- **SUPPLIED ENTRIES**:

•••••

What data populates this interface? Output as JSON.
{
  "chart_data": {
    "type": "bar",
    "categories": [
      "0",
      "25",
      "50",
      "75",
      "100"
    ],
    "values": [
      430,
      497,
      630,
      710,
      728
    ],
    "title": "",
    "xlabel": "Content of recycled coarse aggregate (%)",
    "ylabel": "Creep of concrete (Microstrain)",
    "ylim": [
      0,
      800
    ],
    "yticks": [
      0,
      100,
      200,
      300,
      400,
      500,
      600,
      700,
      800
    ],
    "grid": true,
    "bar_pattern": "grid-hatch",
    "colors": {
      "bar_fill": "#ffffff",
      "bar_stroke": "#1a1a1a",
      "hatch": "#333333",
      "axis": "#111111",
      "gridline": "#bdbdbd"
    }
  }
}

•••••

- **THE TASK**:
Reproduce all the records precisely.

- **CORRECT OUTPUT**:
What data populates this interface? Output as JSON.
{
  "chart_data": {
    "type": "bar",
    "categories": [
      "0",
      "25",
      "50",
      "75",
      "100"
    ],
    "values": [
      430,
      497,
      630,
      710,
      728
    ],
    "title": "",
    "xlabel": "Content of recycled coarse aggregate (%)",
    "ylabel": "Creep of concrete (Microstrain)",
    "ylim": [
      0,
      800
    ],
    "yticks": [
      0,
      100,
      200,
      300,
      400,
      500,
      600,
      700,
      800
    ],
    "grid": true,
    "bar_pattern": "grid-hatch",
    "colors": {
      "bar_fill": "#ffffff",
      "bar_stroke": "#1a1a1a",
      "hatch": "#333333",
      "axis": "#111111",
      "gridline": "#bdbdbd"
    }
  }
}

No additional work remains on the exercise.